> **PROBLEM REQUIREMENTS**:
Go to the line that contains "Transcribe the text in this document." and extract it along with every line after it, exactly, through the end of the data below.

*** MATERIAL ***

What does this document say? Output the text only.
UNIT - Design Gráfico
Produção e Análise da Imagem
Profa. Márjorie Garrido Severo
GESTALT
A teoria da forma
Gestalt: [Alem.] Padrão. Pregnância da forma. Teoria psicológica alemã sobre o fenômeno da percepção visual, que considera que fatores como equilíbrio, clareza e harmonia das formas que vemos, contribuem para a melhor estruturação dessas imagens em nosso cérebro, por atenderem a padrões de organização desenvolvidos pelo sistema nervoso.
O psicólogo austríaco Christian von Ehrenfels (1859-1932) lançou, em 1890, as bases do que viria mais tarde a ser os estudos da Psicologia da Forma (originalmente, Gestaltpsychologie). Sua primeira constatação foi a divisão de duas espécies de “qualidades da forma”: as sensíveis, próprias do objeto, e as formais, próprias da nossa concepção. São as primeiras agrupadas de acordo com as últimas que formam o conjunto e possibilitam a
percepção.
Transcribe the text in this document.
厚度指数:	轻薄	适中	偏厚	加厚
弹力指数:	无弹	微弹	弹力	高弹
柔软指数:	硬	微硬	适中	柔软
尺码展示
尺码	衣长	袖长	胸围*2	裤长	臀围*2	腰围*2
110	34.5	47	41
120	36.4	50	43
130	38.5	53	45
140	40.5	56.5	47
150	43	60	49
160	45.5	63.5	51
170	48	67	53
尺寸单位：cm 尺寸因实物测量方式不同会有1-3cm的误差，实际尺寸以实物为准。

***

> **FINAL RESULT**:
Transcribe the text in this document.
厚度指数:	轻薄	适中	偏厚	加厚
弹力指数:	无弹	微弹	弹力	高弹
柔软指数:	硬	微硬	适中	柔软
尺码展示
尺码	衣长	袖长	胸围*2	裤长	臀围*2	腰围*2
110	34.5	47	41
120	36.4	50	43
130	38.5	53	45
140	40.5	56.5	47
150	43	60	49
160	45.5	63.5	51
170	48	67	53
尺寸单位：cm 尺寸因实物测量方式不同会有1-3cm的误差，实际尺寸以实物为准。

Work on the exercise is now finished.